** begin **

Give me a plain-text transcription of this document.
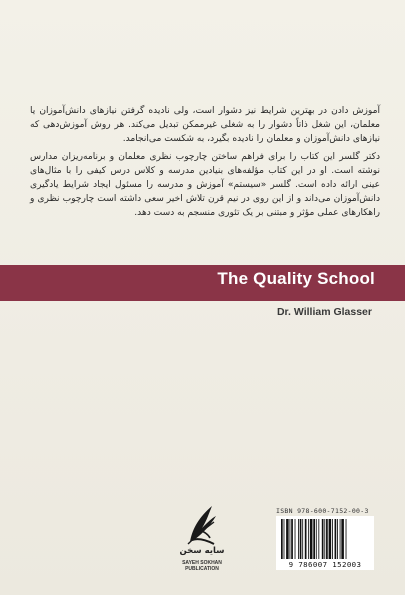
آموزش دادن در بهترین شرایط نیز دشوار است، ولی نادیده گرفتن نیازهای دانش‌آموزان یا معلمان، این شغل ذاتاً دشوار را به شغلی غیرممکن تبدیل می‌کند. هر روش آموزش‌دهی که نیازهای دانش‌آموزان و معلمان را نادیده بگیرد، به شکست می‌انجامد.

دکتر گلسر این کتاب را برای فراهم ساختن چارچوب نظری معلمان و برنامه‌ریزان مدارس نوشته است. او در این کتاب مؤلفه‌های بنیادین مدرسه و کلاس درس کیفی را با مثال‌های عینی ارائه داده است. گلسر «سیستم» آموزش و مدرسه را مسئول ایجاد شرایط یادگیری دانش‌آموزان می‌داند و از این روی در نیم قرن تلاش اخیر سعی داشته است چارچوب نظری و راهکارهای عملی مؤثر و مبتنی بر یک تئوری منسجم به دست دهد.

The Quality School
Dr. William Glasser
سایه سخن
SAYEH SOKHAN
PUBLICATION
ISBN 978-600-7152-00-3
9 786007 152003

** end **
** begin **

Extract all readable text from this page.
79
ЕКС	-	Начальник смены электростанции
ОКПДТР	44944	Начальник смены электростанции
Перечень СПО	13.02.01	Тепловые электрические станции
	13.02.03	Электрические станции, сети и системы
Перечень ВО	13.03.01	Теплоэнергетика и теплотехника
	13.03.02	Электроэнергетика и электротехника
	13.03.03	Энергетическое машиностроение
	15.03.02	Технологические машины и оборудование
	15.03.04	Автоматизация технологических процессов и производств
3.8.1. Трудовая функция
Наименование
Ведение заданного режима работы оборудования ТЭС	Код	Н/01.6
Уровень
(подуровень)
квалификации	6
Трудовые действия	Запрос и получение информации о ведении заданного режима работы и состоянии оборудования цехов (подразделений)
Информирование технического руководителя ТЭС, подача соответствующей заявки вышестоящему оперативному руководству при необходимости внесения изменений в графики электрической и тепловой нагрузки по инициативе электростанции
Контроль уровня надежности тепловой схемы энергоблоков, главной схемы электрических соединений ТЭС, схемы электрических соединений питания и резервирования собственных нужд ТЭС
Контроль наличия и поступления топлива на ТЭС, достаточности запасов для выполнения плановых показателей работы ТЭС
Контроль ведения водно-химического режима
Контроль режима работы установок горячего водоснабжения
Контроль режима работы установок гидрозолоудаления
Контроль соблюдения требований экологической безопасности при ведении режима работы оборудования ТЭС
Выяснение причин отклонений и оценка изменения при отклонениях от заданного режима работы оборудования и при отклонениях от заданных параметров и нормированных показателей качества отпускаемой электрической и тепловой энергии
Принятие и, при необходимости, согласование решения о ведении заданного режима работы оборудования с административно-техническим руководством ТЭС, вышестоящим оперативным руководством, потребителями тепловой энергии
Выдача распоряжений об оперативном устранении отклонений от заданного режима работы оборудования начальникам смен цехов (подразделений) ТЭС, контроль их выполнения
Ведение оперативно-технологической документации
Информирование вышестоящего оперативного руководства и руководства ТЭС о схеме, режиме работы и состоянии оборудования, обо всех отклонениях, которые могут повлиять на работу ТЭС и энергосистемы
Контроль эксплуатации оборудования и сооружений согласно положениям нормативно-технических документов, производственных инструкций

** end **

-- REQUIRED WORK --
Show, from the material above, each line that includes the string "установок".

-- ANSWER TO THE TASK --
Контроль режима работы установок горячего водоснабжения
Контроль режима работы установок гидрозолоудаления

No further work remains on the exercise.